◆ **Data**:
════════════════════

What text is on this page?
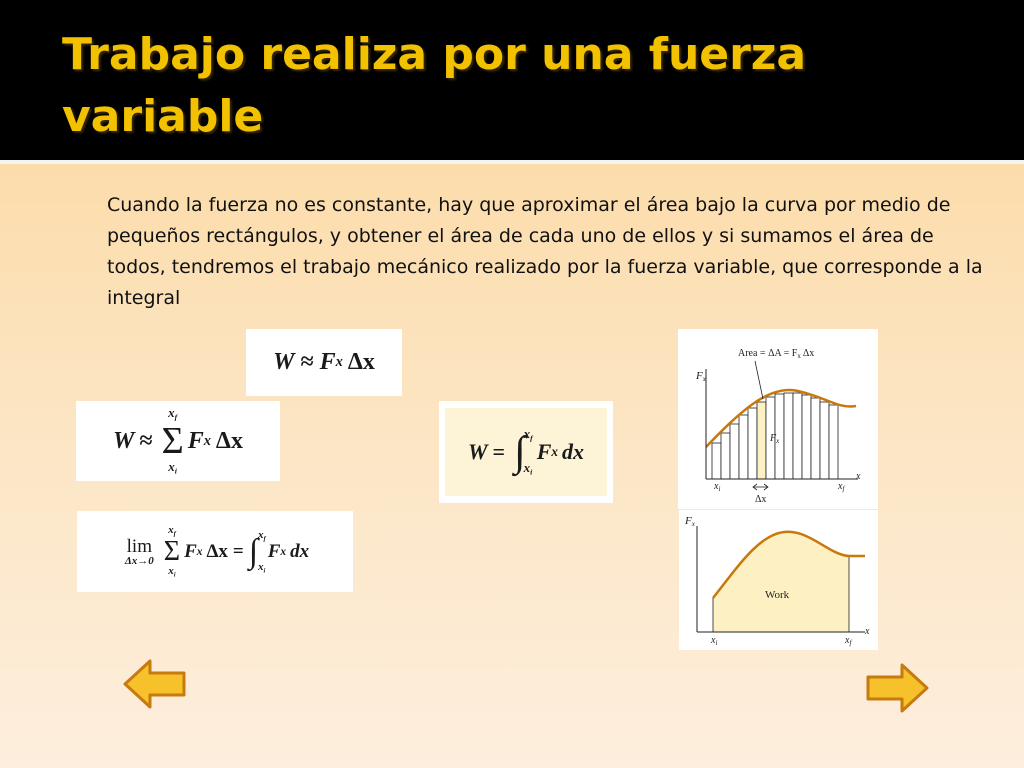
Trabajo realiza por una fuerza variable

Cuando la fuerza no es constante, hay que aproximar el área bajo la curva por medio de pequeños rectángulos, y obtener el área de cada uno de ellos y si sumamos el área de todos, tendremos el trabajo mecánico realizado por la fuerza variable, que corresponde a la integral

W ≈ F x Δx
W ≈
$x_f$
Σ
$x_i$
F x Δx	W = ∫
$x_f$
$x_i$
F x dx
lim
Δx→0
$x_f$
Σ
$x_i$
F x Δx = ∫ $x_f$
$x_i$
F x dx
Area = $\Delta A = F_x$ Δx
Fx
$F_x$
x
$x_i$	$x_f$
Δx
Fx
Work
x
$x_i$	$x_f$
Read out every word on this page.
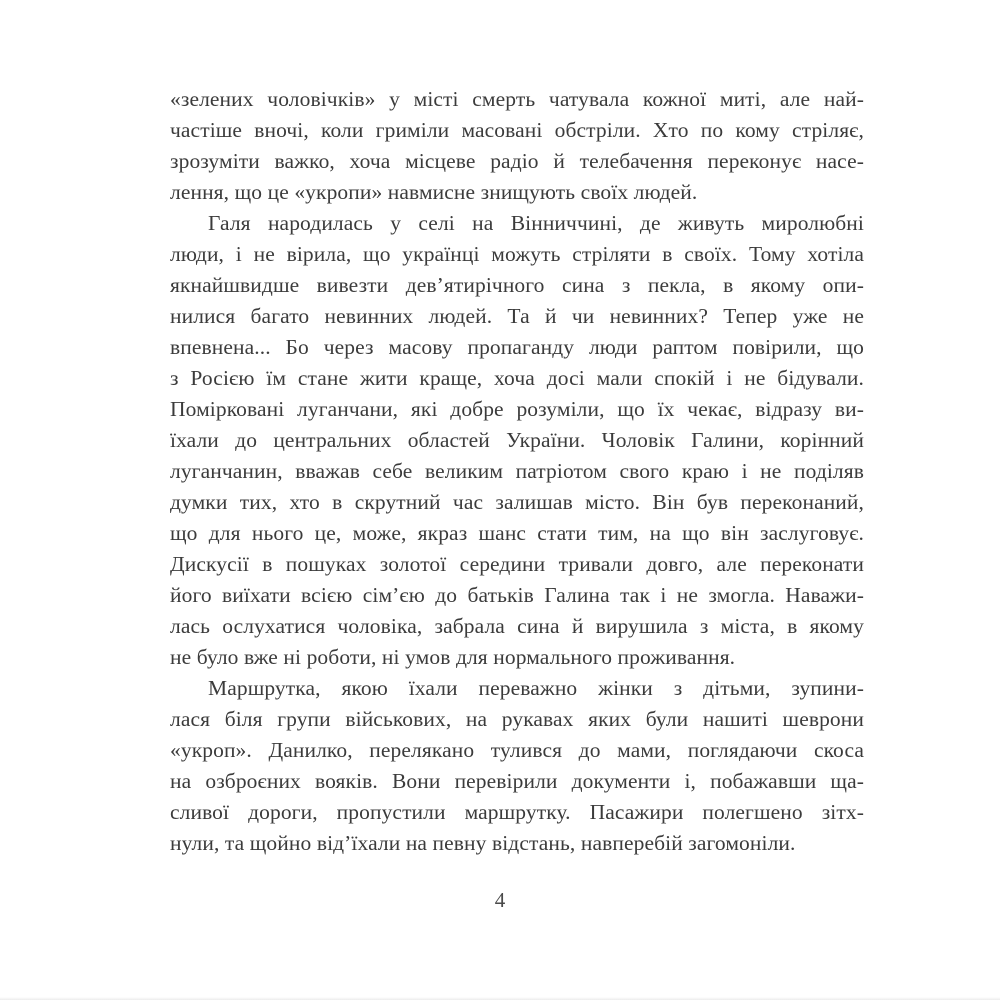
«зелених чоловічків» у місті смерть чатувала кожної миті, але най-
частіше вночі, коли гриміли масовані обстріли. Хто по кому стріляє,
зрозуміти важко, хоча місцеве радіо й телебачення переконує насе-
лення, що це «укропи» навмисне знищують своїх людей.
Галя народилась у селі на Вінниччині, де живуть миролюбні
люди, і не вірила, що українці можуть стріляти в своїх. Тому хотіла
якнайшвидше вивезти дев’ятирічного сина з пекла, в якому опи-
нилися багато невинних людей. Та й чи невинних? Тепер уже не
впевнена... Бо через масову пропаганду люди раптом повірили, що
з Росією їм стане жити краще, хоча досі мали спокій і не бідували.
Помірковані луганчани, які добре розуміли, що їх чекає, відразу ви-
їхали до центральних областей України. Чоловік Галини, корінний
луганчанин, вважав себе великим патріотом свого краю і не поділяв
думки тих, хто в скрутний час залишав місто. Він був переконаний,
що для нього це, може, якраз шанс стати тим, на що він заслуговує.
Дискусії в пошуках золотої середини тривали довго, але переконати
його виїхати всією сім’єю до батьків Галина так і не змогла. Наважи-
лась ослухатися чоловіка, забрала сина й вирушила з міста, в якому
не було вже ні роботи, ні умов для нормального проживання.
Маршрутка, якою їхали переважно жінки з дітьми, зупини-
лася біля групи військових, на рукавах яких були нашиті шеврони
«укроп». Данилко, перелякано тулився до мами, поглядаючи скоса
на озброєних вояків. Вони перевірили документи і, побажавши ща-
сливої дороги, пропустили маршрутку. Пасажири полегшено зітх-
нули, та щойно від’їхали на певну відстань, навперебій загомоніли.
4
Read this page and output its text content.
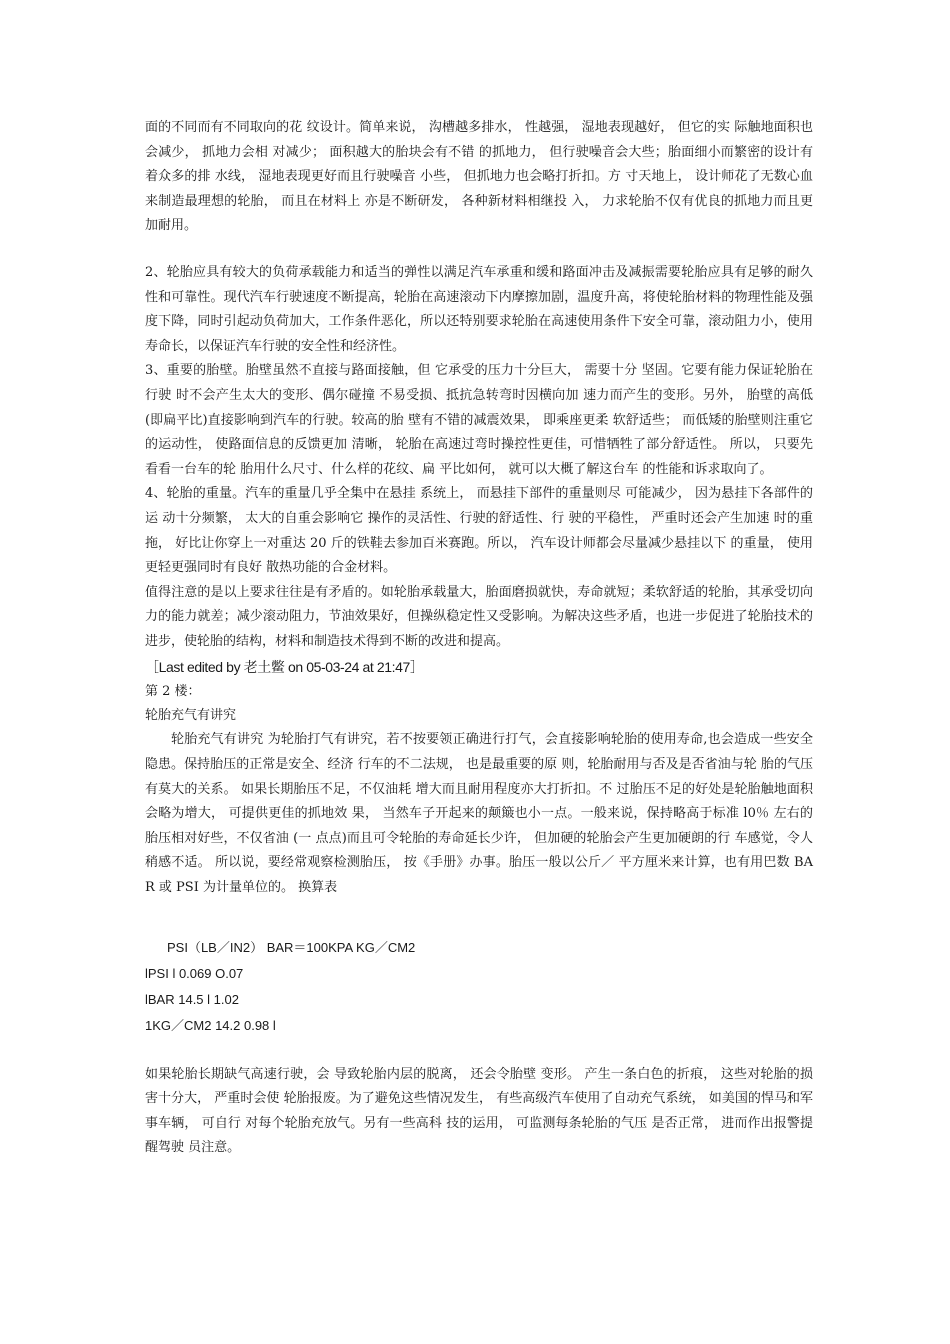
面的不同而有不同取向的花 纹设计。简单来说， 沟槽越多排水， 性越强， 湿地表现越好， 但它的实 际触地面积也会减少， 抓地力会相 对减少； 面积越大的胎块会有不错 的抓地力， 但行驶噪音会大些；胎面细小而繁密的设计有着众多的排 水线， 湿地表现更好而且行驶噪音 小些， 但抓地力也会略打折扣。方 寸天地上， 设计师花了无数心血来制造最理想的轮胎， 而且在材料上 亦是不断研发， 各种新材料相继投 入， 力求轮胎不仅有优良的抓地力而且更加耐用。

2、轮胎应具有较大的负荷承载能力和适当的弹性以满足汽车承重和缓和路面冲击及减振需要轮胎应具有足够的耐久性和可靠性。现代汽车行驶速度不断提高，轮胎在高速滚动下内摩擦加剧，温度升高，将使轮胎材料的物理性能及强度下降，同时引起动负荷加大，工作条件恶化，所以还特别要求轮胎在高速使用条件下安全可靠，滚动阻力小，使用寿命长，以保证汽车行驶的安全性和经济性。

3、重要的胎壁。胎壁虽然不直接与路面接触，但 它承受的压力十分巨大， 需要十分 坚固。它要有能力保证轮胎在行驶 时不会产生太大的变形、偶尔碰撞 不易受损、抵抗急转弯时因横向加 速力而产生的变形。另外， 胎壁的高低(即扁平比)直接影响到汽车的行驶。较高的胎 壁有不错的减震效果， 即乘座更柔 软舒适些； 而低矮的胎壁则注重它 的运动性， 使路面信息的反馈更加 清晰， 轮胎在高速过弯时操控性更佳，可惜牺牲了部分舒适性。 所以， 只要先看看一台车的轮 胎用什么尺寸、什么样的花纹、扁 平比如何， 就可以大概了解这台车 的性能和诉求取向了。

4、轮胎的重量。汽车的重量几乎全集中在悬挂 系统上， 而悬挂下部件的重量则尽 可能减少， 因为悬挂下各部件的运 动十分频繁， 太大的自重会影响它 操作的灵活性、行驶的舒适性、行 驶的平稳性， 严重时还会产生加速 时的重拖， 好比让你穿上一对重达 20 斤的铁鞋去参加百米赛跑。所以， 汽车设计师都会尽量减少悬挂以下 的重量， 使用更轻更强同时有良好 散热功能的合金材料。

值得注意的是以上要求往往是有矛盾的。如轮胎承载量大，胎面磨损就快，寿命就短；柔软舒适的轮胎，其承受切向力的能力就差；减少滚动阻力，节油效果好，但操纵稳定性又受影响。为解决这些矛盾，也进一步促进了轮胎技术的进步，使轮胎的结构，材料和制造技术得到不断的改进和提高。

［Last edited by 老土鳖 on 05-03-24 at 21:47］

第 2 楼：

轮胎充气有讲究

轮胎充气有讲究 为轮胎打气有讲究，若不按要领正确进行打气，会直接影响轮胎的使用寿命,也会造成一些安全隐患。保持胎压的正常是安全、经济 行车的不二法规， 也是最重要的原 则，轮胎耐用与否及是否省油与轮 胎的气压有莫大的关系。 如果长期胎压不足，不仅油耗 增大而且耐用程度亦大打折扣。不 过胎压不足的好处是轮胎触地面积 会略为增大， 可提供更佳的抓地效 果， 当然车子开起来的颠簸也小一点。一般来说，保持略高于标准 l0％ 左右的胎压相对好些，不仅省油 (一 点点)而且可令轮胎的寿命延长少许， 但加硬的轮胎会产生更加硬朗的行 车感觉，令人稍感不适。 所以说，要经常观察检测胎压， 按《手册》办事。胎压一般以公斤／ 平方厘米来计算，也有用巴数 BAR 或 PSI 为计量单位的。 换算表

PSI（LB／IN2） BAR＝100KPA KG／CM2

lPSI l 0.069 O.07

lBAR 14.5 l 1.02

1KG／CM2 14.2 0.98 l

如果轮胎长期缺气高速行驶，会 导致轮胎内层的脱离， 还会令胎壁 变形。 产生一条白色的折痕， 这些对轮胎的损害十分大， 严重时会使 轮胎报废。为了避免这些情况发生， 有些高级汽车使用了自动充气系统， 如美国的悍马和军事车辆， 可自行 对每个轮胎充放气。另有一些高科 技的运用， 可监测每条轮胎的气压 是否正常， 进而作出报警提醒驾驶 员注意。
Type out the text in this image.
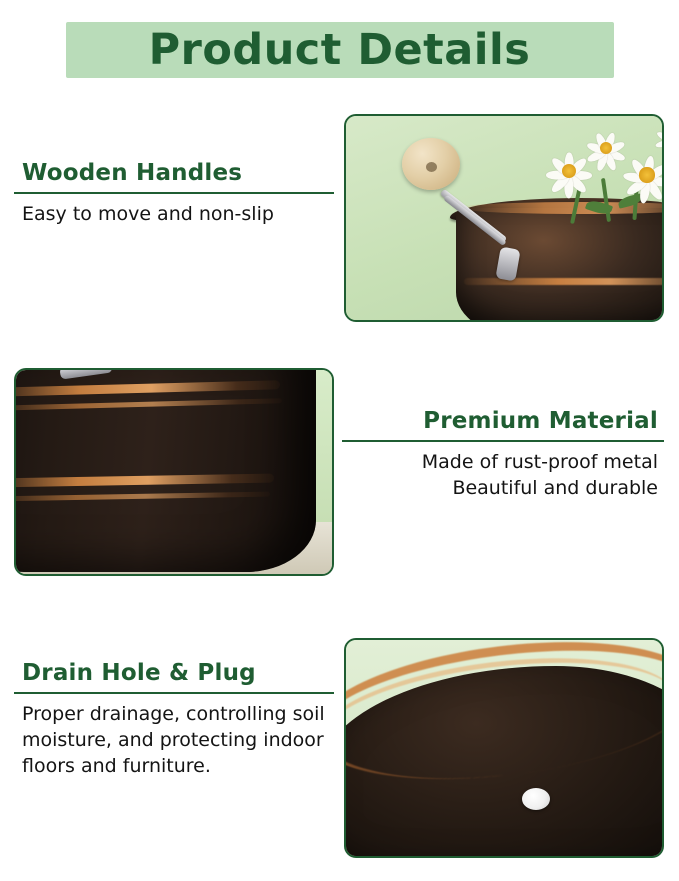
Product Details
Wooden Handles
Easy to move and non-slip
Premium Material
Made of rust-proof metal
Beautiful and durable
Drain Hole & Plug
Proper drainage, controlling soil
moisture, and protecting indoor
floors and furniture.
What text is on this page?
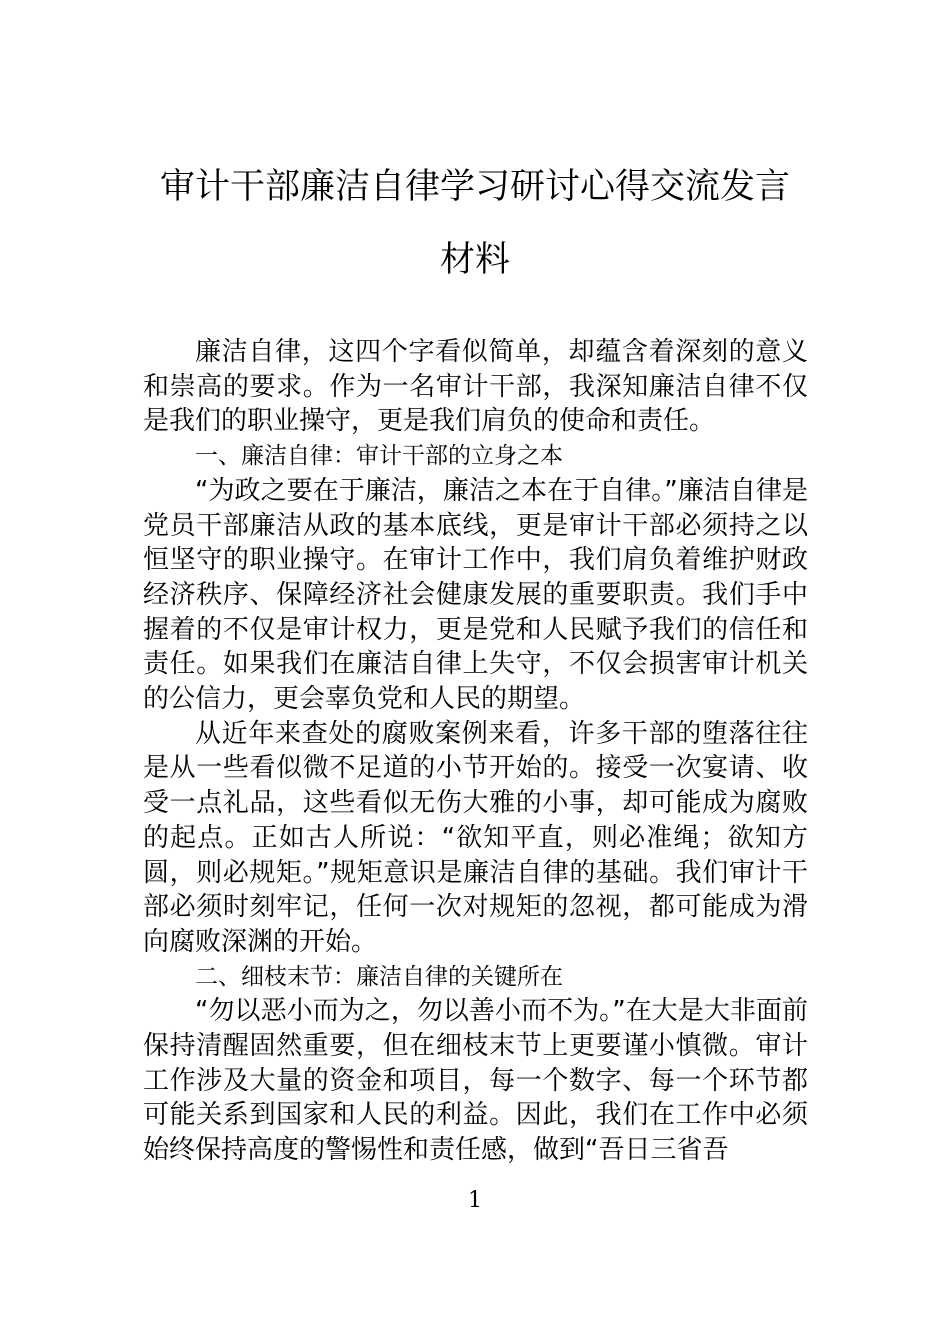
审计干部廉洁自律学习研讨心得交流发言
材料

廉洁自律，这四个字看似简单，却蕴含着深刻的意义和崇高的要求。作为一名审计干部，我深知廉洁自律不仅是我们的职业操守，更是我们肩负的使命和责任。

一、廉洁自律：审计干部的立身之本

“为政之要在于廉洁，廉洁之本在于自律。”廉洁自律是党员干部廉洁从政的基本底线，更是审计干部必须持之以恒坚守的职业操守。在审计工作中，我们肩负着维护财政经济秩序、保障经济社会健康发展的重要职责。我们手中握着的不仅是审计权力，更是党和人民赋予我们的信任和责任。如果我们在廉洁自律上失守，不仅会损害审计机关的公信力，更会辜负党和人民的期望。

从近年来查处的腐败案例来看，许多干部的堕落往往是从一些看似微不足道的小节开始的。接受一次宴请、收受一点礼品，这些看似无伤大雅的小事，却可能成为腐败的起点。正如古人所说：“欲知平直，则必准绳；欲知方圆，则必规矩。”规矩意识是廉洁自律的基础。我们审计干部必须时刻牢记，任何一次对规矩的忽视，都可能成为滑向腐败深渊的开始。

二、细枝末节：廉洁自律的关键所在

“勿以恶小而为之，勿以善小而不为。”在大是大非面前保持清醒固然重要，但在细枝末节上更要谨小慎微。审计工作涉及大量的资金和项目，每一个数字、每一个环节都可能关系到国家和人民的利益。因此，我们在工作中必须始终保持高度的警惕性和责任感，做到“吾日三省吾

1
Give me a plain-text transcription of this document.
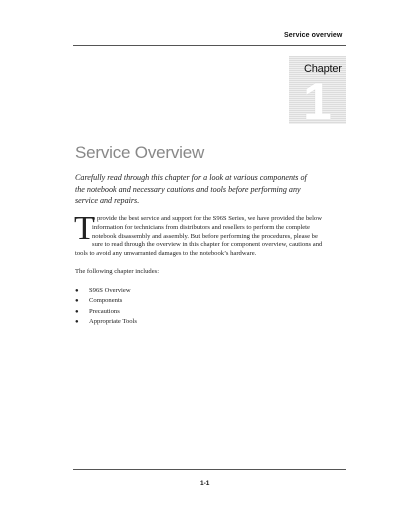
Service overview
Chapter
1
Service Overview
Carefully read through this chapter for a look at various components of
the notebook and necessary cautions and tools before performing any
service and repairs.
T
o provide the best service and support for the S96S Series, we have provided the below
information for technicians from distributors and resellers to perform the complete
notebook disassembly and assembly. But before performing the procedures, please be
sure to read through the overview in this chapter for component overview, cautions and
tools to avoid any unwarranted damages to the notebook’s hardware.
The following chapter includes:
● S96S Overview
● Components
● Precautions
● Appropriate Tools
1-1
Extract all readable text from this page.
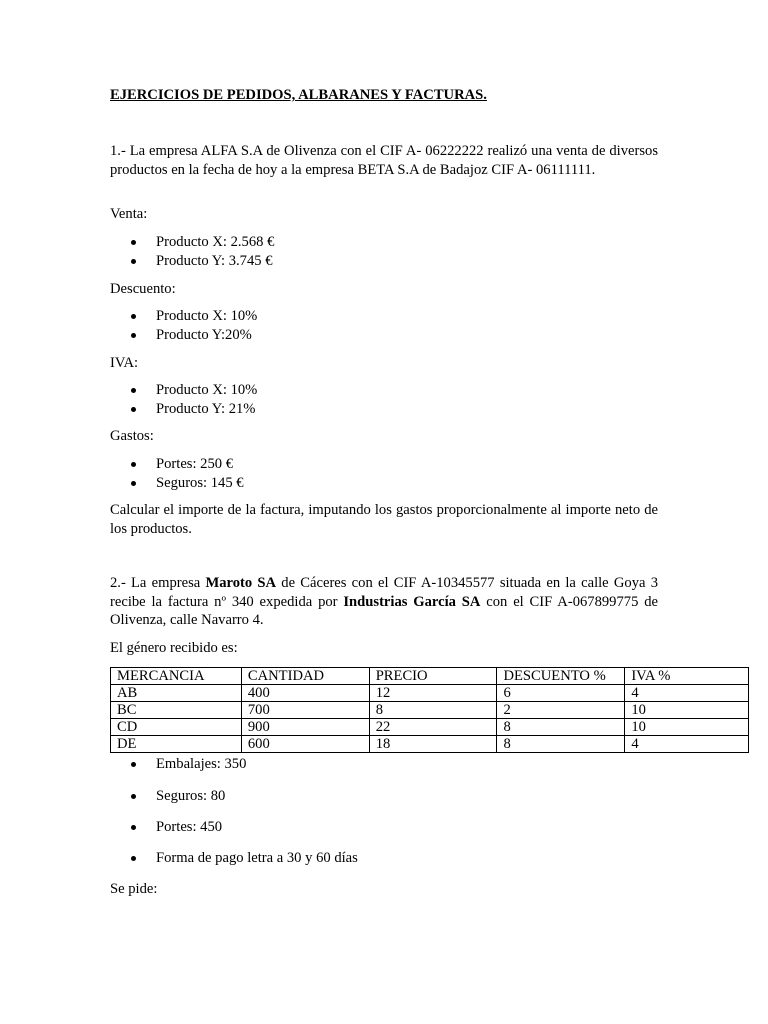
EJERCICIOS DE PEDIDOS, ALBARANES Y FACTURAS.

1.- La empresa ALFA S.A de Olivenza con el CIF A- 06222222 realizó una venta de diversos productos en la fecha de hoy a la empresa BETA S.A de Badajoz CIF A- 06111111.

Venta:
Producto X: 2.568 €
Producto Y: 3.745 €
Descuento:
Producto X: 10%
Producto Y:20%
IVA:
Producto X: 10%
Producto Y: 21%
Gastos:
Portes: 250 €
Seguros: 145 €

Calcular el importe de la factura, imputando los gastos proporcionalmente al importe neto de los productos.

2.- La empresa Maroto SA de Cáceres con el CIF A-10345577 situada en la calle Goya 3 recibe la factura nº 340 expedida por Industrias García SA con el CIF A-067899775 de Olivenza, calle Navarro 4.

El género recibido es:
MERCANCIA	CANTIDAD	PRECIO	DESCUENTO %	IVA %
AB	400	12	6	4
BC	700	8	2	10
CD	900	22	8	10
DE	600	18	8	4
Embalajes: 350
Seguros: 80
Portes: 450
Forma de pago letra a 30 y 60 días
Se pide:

════════════════════

◆ **Aim of the exercise**: From the data, list each line in which the string "through" appears.

◆ **Output for this task**:
Carefully read through this chapter for a look at various components of
sure to read through the overview in this chapter for component overview, cautions and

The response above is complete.